#### [AIM]
Reproduce every entry below precisely; do not include the pictures.
--- START OF GIVEN ENTRIES ---
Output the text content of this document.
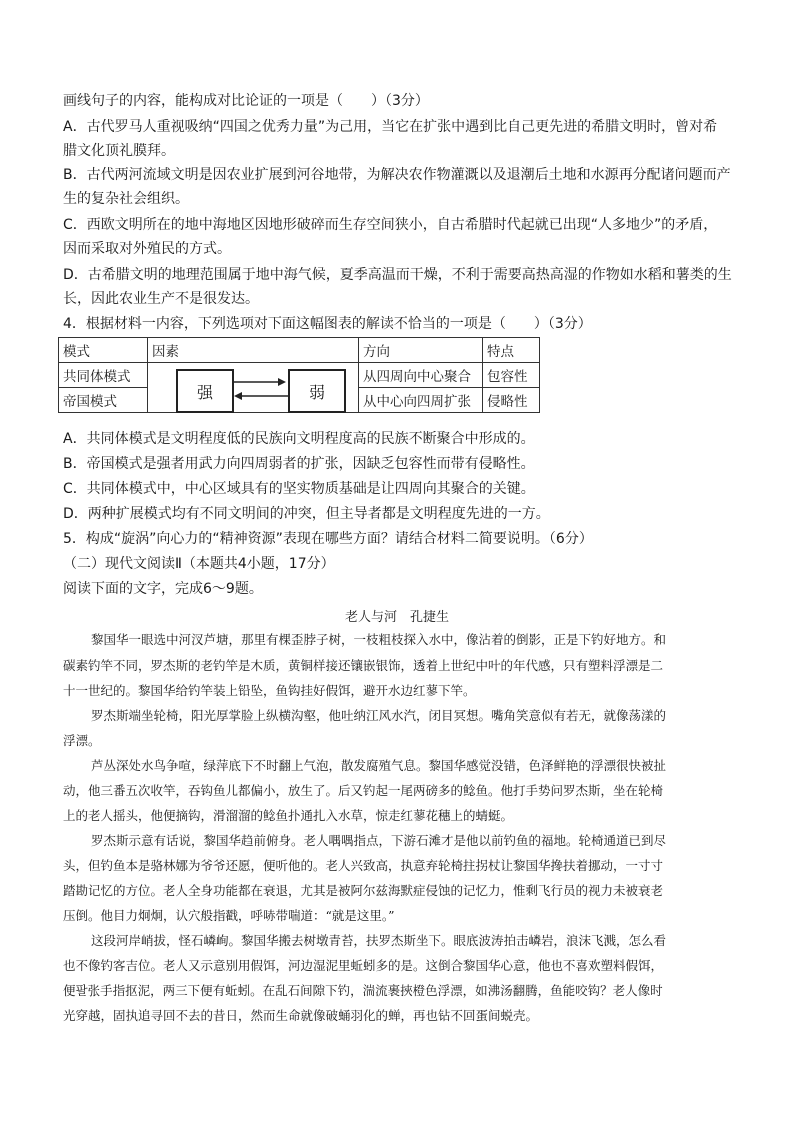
画线句子的内容，能构成对比论证的一项是（　　）（3分）
A．古代罗马人重视吸纳“四国之优秀力量”为己用，当它在扩张中遇到比自己更先进的希腊文明时，曾对希
腊文化顶礼膜拜。
B．古代两河流域文明是因农业扩展到河谷地带，为解决农作物灌溉以及退潮后土地和水源再分配诸问题而产
生的复杂社会组织。
C．西欧文明所在的地中海地区因地形破碎而生存空间狭小，自古希腊时代起就已出现“人多地少”的矛盾，
因而采取对外殖民的方式。
D．古希腊文明的地理范围属于地中海气候，夏季高温而干燥，不利于需要高热高湿的作物如水稻和薯类的生
长，因此农业生产不是很发达。
4．根据材料一内容，下列选项对下面这幅图表的解读不恰当的一项是（　　）（3分）
模式	因素	方向	特点
共同体模式	强 弱	从四周向中心聚合	包容性
帝国模式		从中心向四周扩张	侵略性
A．共同体模式是文明程度低的民族向文明程度高的民族不断聚合中形成的。
B．帝国模式是强者用武力向四周弱者的扩张，因缺乏包容性而带有侵略性。
C．共同体模式中，中心区域具有的坚实物质基础是让四周向其聚合的关键。
D．两种扩展模式均有不同文明间的冲突，但主导者都是文明程度先进的一方。
5．构成“旋涡”向心力的“精神资源”表现在哪些方面？请结合材料二简要说明。（6分）
（二）现代文阅读Ⅱ（本题共4小题，17分）
阅读下面的文字，完成6～9题。
老人与河　孔捷生
黎国华一眼选中河汊芦塘，那里有棵歪脖子树，一枝粗枝探入水中，像沾着的倒影，正是下钓好地方。和
碳素钓竿不同，罗杰斯的老钓竿是木质，黄铜样接还镶嵌银饰，透着上世纪中叶的年代感，只有塑料浮漂是二
十一世纪的。黎国华给钓竿装上铅坠，鱼钩挂好假饵，避开水边红蓼下竿。
罗杰斯端坐轮椅，阳光厚掌脸上纵横沟壑，他吐纳江风水汽，闭目冥想。嘴角笑意似有若无，就像荡漾的
浮漂。
芦丛深处水鸟争喧，绿萍底下不时翻上气泡，散发腐殖气息。黎国华感觉没错，色泽鲜艳的浮漂很快被扯
动，他三番五次收竿，吞钩鱼儿都偏小，放生了。后又钓起一尾两磅多的鲶鱼。他打手势问罗杰斯，坐在轮椅
上的老人摇头，他便摘钩，滑溜溜的鲶鱼扑通扎入水草，惊走红蓼花穗上的蜻蜓。
罗杰斯示意有话说，黎国华趋前俯身。老人喁喁指点，下游石滩才是他以前钓鱼的福地。轮椅通道已到尽
头，但钓鱼本是骆林娜为爷爷还愿，便听他的。老人兴致高，执意弃轮椅拄拐杖让黎国华搀扶着挪动，一寸寸
踏勘记忆的方位。老人全身功能都在衰退，尤其是被阿尔兹海默症侵蚀的记忆力，惟剩飞行员的视力未被衰老
压倒。他目力炯炯，认穴般指戳，呼哧带喘道：“就是这里。”
这段河岸峭拔，怪石嶙峋。黎国华搬去树墩青苔，扶罗杰斯坐下。眼底波涛拍击嶙岩，浪沫飞溅，怎么看
也不像钓客吉位。老人又示意别用假饵，河边湿泥里蚯蚓多的是。这倒合黎国华心意，他也不喜欢塑料假饵，
便팔张手指抠泥，两三下便有蚯蚓。在乱石间隙下钓，湍流裹挾橙色浮漂，如沸汤翻腾，鱼能咬钩？老人像时
光穿越，固执追寻回不去的昔日，然而生命就像破蛹羽化的蝉，再也钻不回蛋间蜕壳。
--- END OF GIVEN ENTRIES ---
#### [COMPLETE ANSWER]
Output the text content of this document.
画线句子的内容，能构成对比论证的一项是（　　）（3分）
A．古代罗马人重视吸纳“四国之优秀力量”为己用，当它在扩张中遇到比自己更先进的希腊文明时，曾对希
腊文化顶礼膜拜。
B．古代两河流域文明是因农业扩展到河谷地带，为解决农作物灌溉以及退潮后土地和水源再分配诸问题而产
生的复杂社会组织。
C．西欧文明所在的地中海地区因地形破碎而生存空间狭小，自古希腊时代起就已出现“人多地少”的矛盾，
因而采取对外殖民的方式。
D．古希腊文明的地理范围属于地中海气候，夏季高温而干燥，不利于需要高热高湿的作物如水稻和薯类的生
长，因此农业生产不是很发达。
4．根据材料一内容，下列选项对下面这幅图表的解读不恰当的一项是（　　）（3分）
模式	因素	方向	特点
共同体模式	强 弱	从四周向中心聚合	包容性
帝国模式		从中心向四周扩张	侵略性
A．共同体模式是文明程度低的民族向文明程度高的民族不断聚合中形成的。
B．帝国模式是强者用武力向四周弱者的扩张，因缺乏包容性而带有侵略性。
C．共同体模式中，中心区域具有的坚实物质基础是让四周向其聚合的关键。
D．两种扩展模式均有不同文明间的冲突，但主导者都是文明程度先进的一方。
5．构成“旋涡”向心力的“精神资源”表现在哪些方面？请结合材料二简要说明。（6分）
（二）现代文阅读Ⅱ（本题共4小题，17分）
阅读下面的文字，完成6～9题。
老人与河　孔捷生
黎国华一眼选中河汊芦塘，那里有棵歪脖子树，一枝粗枝探入水中，像沾着的倒影，正是下钓好地方。和
碳素钓竿不同，罗杰斯的老钓竿是木质，黄铜样接还镶嵌银饰，透着上世纪中叶的年代感，只有塑料浮漂是二
十一世纪的。黎国华给钓竿装上铅坠，鱼钩挂好假饵，避开水边红蓼下竿。
罗杰斯端坐轮椅，阳光厚掌脸上纵横沟壑，他吐纳江风水汽，闭目冥想。嘴角笑意似有若无，就像荡漾的
浮漂。
芦丛深处水鸟争喧，绿萍底下不时翻上气泡，散发腐殖气息。黎国华感觉没错，色泽鲜艳的浮漂很快被扯
动，他三番五次收竿，吞钩鱼儿都偏小，放生了。后又钓起一尾两磅多的鲶鱼。他打手势问罗杰斯，坐在轮椅
上的老人摇头，他便摘钩，滑溜溜的鲶鱼扑通扎入水草，惊走红蓼花穗上的蜻蜓。
罗杰斯示意有话说，黎国华趋前俯身。老人喁喁指点，下游石滩才是他以前钓鱼的福地。轮椅通道已到尽
头，但钓鱼本是骆林娜为爷爷还愿，便听他的。老人兴致高，执意弃轮椅拄拐杖让黎国华搀扶着挪动，一寸寸
踏勘记忆的方位。老人全身功能都在衰退，尤其是被阿尔兹海默症侵蚀的记忆力，惟剩飞行员的视力未被衰老
压倒。他目力炯炯，认穴般指戳，呼哧带喘道：“就是这里。”
这段河岸峭拔，怪石嶙峋。黎国华搬去树墩青苔，扶罗杰斯坐下。眼底波涛拍击嶙岩，浪沫飞溅，怎么看
也不像钓客吉位。老人又示意别用假饵，河边湿泥里蚯蚓多的是。这倒合黎国华心意，他也不喜欢塑料假饵，
便팔张手指抠泥，两三下便有蚯蚓。在乱石间隙下钓，湍流裹挾橙色浮漂，如沸汤翻腾，鱼能咬钩？老人像时
光穿越，固执追寻回不去的昔日，然而生命就像破蛹羽化的蝉，再也钻不回蛋间蜕壳。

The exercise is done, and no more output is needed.